### WHAT YOU NEED TO DO
Keep only the lines of the listing that include the word "value", and copy them.

### PROVIDED INFORMATION
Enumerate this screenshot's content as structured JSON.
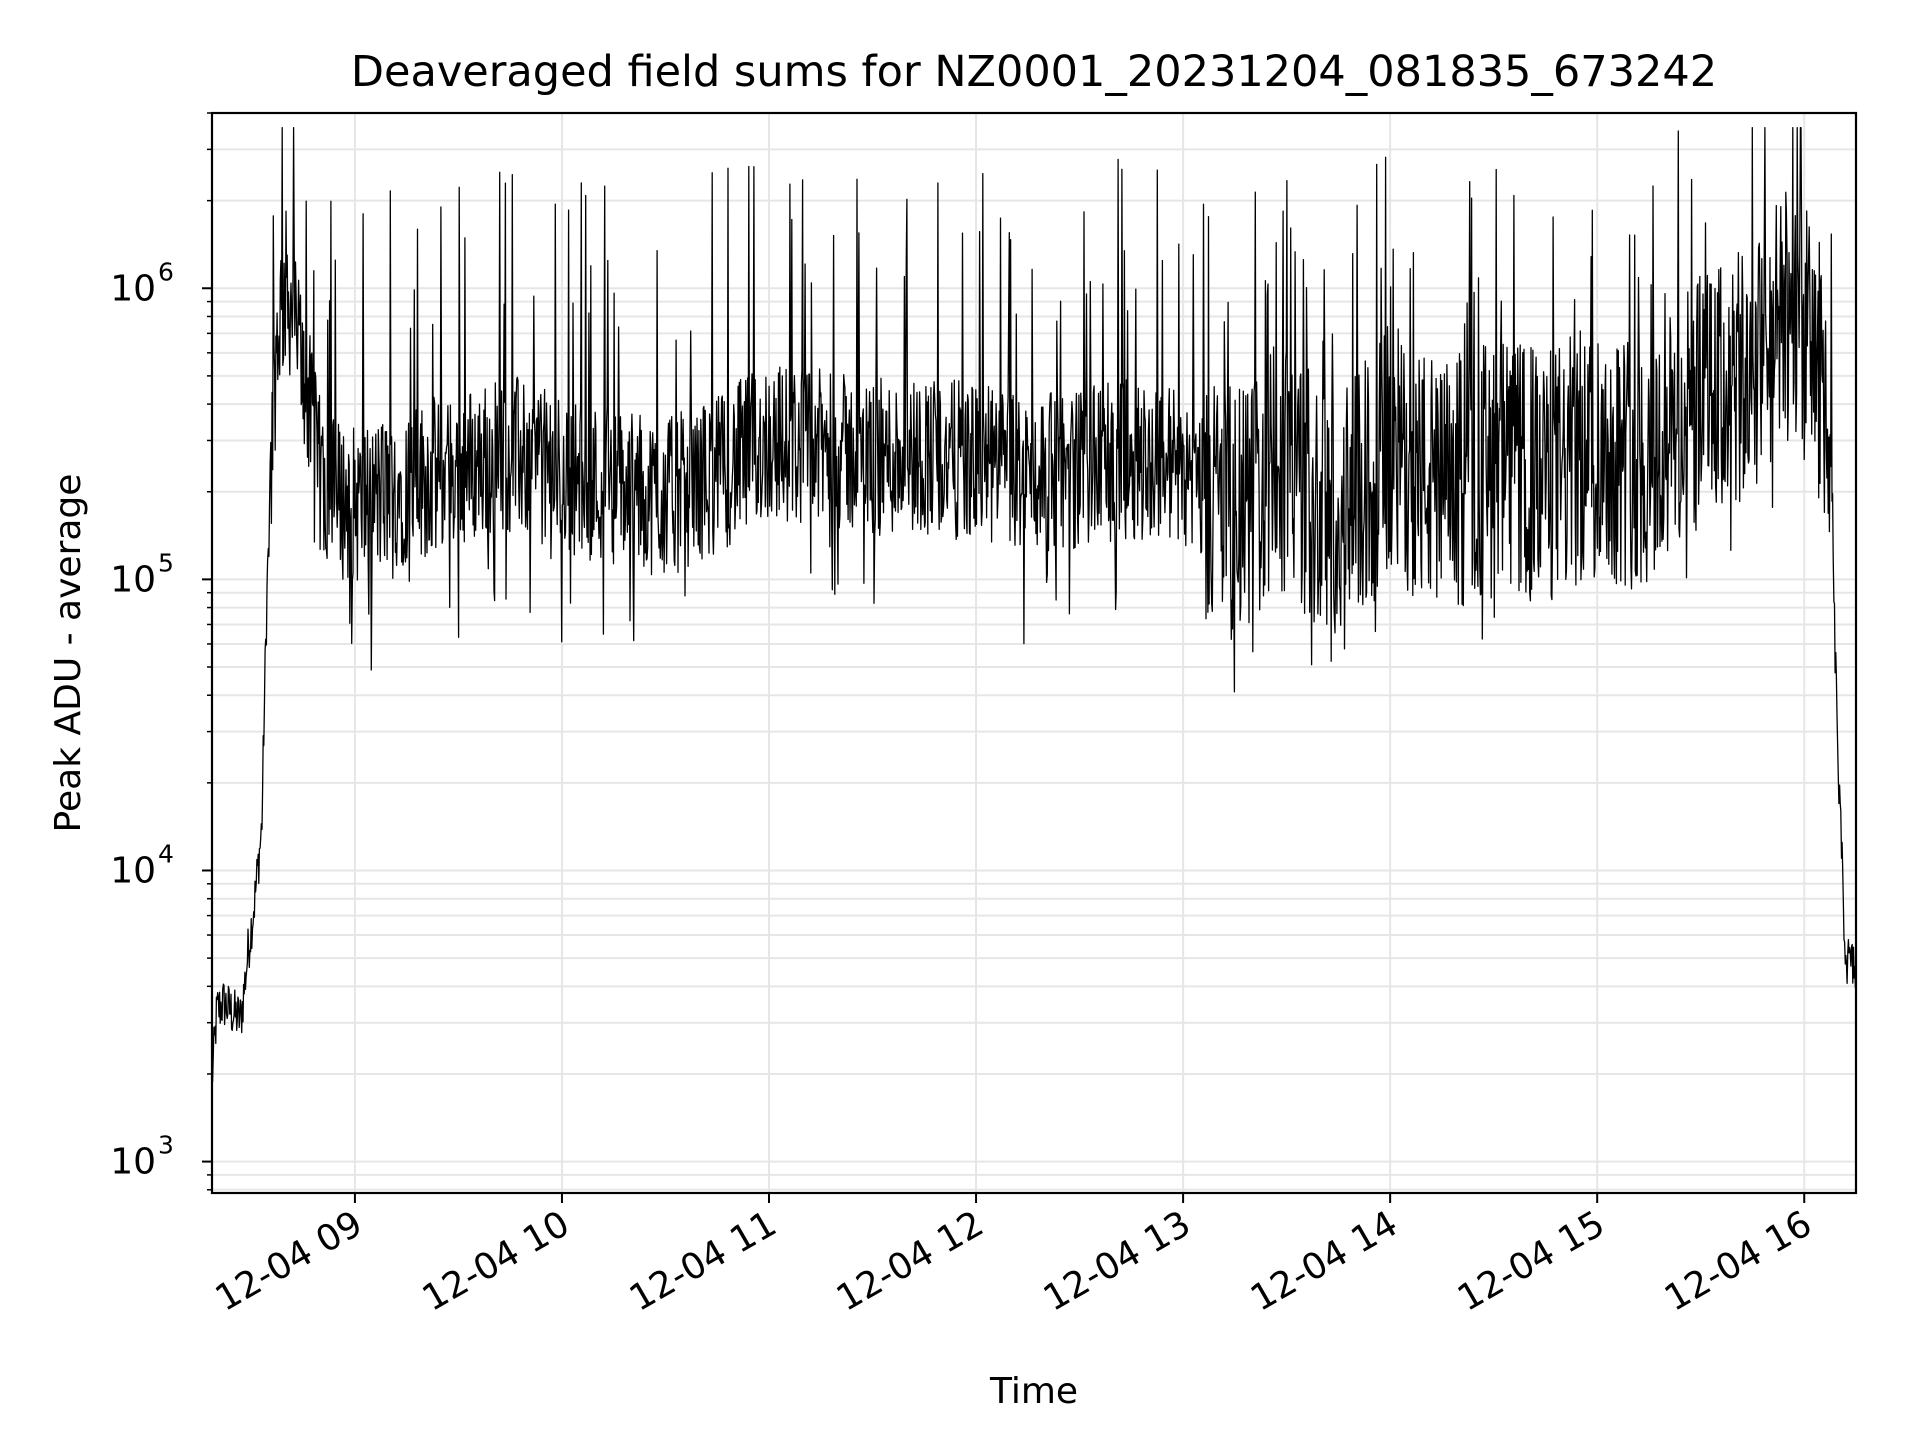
{
  "chart_data": {
    "type": "line",
    "title": "Deaveraged field sums for NZ0001_20231204_081835_673242",
    "xlabel": "Time",
    "ylabel": "Peak ADU - average",
    "yscale": "log",
    "ylim": [
      780,
      4000000
    ],
    "xlim": [
      "2023-12-04 08:18:35",
      "2023-12-04 16:15:00"
    ],
    "x_ticks": [
      {
        "value": "2023-12-04 09:00",
        "label": "12-04 09"
      },
      {
        "value": "2023-12-04 10:00",
        "label": "12-04 10"
      },
      {
        "value": "2023-12-04 11:00",
        "label": "12-04 11"
      },
      {
        "value": "2023-12-04 12:00",
        "label": "12-04 12"
      },
      {
        "value": "2023-12-04 13:00",
        "label": "12-04 13"
      },
      {
        "value": "2023-12-04 14:00",
        "label": "12-04 14"
      },
      {
        "value": "2023-12-04 15:00",
        "label": "12-04 15"
      },
      {
        "value": "2023-12-04 16:00",
        "label": "12-04 16"
      }
    ],
    "y_ticks": [
      {
        "value": 1000,
        "base": "10",
        "exp": "3"
      },
      {
        "value": 10000,
        "base": "10",
        "exp": "4"
      },
      {
        "value": 100000,
        "base": "10",
        "exp": "5"
      },
      {
        "value": 1000000,
        "base": "10",
        "exp": "6"
      }
    ],
    "grid": true,
    "grid_color": "#e6e6e6",
    "line_color": "#000000",
    "series": [
      {
        "x": [
          "2023-12-04 08:18:35",
          "2023-12-04 08:20",
          "2023-12-04 08:22",
          "2023-12-04 08:25",
          "2023-12-04 08:27",
          "2023-12-04 08:28",
          "2023-12-04 08:29",
          "2023-12-04 08:31",
          "2023-12-04 08:33",
          "2023-12-04 08:34",
          "2023-12-04 08:35",
          "2023-12-04 08:36",
          "2023-12-04 08:37",
          "2023-12-04 08:38",
          "2023-12-04 08:40",
          "2023-12-04 08:42",
          "2023-12-04 08:44",
          "2023-12-04 08:46",
          "2023-12-04 08:48",
          "2023-12-04 08:50",
          "2023-12-04 08:55",
          "2023-12-04 09:00",
          "2023-12-04 09:15",
          "2023-12-04 09:30",
          "2023-12-04 09:45",
          "2023-12-04 10:00",
          "2023-12-04 10:15",
          "2023-12-04 10:30",
          "2023-12-04 10:45",
          "2023-12-04 11:00",
          "2023-12-04 11:15",
          "2023-12-04 11:30",
          "2023-12-04 11:45",
          "2023-12-04 12:00",
          "2023-12-04 12:15",
          "2023-12-04 12:30",
          "2023-12-04 12:45",
          "2023-12-04 13:00",
          "2023-12-04 13:15",
          "2023-12-04 13:30",
          "2023-12-04 13:45",
          "2023-12-04 14:00",
          "2023-12-04 14:15",
          "2023-12-04 14:30",
          "2023-12-04 14:45",
          "2023-12-04 15:00",
          "2023-12-04 15:15",
          "2023-12-04 15:30",
          "2023-12-04 15:45",
          "2023-12-04 15:50",
          "2023-12-04 15:55",
          "2023-12-04 16:00",
          "2023-12-04 16:03",
          "2023-12-04 16:06",
          "2023-12-04 16:08",
          "2023-12-04 16:10",
          "2023-12-04 16:12",
          "2023-12-04 16:15"
        ],
        "y": [
          1900,
          3300,
          3500,
          3200,
          3100,
          4000,
          5200,
          8000,
          14000,
          50000,
          150000,
          300000,
          550000,
          800000,
          1000000,
          850000,
          600000,
          450000,
          300000,
          220000,
          190000,
          180000,
          210000,
          240000,
          270000,
          230000,
          210000,
          190000,
          230000,
          300000,
          280000,
          260000,
          270000,
          250000,
          230000,
          240000,
          260000,
          250000,
          160000,
          250000,
          150000,
          280000,
          200000,
          250000,
          220000,
          280000,
          250000,
          400000,
          500000,
          650000,
          800000,
          700000,
          600000,
          450000,
          150000,
          20000,
          5000,
          4500
        ]
      }
    ]
  }
}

### TASK SOLUTION
        "value": "2023-12-04 09:00",
        "value": "2023-12-04 10:00",
        "value": "2023-12-04 11:00",
        "value": "2023-12-04 12:00",
        "value": "2023-12-04 13:00",
        "value": "2023-12-04 14:00",
        "value": "2023-12-04 15:00",
        "value": "2023-12-04 16:00",
        "value": 1000,
        "value": 10000,
        "value": 100000,
        "value": 1000000,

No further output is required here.